Aim => Find "Transcribe the text in this document." in the records that follow; print that line and each subsequent line through the last one, verbatim and with nothing added.

Supplied data =>

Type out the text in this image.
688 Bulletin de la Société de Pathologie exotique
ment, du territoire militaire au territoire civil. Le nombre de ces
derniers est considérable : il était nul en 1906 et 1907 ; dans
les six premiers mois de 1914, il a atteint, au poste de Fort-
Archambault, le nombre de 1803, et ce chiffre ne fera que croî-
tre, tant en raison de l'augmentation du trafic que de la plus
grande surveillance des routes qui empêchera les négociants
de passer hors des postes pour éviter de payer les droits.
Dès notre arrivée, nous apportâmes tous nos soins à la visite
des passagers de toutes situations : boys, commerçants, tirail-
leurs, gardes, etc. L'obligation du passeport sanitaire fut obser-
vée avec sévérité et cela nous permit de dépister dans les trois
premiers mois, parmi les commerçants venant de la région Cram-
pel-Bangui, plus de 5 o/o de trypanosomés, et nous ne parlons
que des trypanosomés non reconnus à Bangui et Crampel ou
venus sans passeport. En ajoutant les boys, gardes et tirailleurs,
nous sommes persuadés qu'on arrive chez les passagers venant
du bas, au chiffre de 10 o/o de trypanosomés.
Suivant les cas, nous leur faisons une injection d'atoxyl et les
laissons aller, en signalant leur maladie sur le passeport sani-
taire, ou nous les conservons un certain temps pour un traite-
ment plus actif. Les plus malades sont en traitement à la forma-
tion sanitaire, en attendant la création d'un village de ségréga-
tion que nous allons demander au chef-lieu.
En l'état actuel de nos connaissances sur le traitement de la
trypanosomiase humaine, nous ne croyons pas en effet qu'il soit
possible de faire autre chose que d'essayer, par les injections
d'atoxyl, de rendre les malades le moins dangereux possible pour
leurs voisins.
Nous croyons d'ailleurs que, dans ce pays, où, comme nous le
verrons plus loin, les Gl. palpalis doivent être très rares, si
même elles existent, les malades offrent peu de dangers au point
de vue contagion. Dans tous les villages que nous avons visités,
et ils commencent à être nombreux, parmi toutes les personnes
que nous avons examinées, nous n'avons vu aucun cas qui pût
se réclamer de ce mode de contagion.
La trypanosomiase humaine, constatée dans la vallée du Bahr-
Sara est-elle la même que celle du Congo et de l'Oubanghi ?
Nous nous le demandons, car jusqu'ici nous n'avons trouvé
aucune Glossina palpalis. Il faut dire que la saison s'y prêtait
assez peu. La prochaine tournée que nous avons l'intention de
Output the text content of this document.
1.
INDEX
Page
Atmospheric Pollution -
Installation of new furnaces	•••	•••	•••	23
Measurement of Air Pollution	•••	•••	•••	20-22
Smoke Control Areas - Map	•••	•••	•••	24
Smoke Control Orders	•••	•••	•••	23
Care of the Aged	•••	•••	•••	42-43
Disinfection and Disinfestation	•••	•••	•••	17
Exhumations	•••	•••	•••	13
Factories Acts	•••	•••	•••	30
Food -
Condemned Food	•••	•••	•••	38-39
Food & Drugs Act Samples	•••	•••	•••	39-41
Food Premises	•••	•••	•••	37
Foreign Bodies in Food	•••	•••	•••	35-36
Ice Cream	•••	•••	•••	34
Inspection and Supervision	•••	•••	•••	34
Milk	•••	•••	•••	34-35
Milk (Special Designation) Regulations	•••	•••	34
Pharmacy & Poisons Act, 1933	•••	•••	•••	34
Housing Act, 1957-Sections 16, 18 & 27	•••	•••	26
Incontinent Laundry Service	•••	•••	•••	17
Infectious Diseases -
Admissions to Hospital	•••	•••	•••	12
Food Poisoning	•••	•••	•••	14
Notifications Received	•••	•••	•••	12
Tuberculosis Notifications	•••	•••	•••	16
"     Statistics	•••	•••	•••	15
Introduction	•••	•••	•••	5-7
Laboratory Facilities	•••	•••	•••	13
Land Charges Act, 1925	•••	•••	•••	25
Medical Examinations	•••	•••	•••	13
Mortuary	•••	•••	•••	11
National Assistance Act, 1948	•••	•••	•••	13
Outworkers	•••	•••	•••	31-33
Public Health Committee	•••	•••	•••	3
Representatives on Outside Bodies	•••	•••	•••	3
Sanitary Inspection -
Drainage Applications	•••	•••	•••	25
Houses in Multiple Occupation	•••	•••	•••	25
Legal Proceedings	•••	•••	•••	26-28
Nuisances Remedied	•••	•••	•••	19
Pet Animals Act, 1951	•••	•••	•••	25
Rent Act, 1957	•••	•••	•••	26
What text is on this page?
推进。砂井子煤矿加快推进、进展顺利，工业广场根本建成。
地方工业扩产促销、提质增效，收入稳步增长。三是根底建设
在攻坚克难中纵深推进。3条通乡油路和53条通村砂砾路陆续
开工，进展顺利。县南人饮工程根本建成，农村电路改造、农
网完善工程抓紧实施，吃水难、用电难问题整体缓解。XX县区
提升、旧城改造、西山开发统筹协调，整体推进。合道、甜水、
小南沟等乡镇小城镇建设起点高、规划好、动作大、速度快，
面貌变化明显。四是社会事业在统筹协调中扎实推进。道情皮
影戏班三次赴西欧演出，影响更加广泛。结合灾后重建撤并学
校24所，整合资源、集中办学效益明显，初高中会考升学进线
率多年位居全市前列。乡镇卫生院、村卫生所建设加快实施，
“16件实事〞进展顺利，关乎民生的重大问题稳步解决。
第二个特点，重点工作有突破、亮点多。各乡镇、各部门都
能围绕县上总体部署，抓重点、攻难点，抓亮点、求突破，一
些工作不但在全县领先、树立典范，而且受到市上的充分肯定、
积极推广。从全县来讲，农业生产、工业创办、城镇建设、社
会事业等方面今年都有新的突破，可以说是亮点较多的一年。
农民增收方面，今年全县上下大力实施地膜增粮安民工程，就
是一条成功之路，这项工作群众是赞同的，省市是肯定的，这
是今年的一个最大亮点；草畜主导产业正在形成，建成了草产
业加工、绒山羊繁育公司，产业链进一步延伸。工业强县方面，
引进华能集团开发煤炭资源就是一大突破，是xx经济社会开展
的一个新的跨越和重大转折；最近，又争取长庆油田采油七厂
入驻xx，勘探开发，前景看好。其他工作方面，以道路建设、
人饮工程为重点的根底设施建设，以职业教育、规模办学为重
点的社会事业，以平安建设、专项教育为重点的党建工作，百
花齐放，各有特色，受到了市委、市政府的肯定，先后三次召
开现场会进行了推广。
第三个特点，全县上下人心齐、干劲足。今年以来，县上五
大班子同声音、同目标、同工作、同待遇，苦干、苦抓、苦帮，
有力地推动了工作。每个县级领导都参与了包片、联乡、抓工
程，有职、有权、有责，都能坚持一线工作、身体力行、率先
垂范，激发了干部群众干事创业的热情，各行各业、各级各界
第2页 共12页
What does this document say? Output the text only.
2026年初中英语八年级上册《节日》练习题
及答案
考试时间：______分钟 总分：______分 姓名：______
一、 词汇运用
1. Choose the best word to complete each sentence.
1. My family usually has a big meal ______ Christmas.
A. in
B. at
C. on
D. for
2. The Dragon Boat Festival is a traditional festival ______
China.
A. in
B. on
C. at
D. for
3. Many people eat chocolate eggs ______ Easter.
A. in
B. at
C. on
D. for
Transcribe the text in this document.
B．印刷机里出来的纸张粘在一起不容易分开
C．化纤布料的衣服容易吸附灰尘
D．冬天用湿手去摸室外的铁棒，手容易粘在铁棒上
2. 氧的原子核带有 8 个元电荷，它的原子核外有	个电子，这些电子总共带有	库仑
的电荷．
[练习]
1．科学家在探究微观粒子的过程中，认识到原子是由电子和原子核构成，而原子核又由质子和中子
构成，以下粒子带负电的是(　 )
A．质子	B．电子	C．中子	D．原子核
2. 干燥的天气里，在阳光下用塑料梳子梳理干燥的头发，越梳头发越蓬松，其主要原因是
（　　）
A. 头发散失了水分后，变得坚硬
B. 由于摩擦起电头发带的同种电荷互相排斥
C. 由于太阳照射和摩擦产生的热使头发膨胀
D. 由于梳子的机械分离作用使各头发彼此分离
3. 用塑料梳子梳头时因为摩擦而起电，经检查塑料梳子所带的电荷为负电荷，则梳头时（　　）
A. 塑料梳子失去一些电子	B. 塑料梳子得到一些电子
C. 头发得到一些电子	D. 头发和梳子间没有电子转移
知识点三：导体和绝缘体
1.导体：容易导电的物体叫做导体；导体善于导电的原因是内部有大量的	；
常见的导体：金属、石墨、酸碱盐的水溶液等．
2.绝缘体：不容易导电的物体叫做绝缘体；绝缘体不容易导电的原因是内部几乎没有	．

Worked solution =>
Transcribe the text in this document.
B．印刷机里出来的纸张粘在一起不容易分开
C．化纤布料的衣服容易吸附灰尘
D．冬天用湿手去摸室外的铁棒，手容易粘在铁棒上
2. 氧的原子核带有 8 个元电荷，它的原子核外有	个电子，这些电子总共带有	库仑
的电荷．
[练习]
1．科学家在探究微观粒子的过程中，认识到原子是由电子和原子核构成，而原子核又由质子和中子
构成，以下粒子带负电的是(　 )
A．质子	B．电子	C．中子	D．原子核
2. 干燥的天气里，在阳光下用塑料梳子梳理干燥的头发，越梳头发越蓬松，其主要原因是
（　　）
A. 头发散失了水分后，变得坚硬
B. 由于摩擦起电头发带的同种电荷互相排斥
C. 由于太阳照射和摩擦产生的热使头发膨胀
D. 由于梳子的机械分离作用使各头发彼此分离
3. 用塑料梳子梳头时因为摩擦而起电，经检查塑料梳子所带的电荷为负电荷，则梳头时（　　）
A. 塑料梳子失去一些电子	B. 塑料梳子得到一些电子
C. 头发得到一些电子	D. 头发和梳子间没有电子转移
知识点三：导体和绝缘体
1.导体：容易导电的物体叫做导体；导体善于导电的原因是内部有大量的	；
常见的导体：金属、石墨、酸碱盐的水溶液等．
2.绝缘体：不容易导电的物体叫做绝缘体；绝缘体不容易导电的原因是内部几乎没有	．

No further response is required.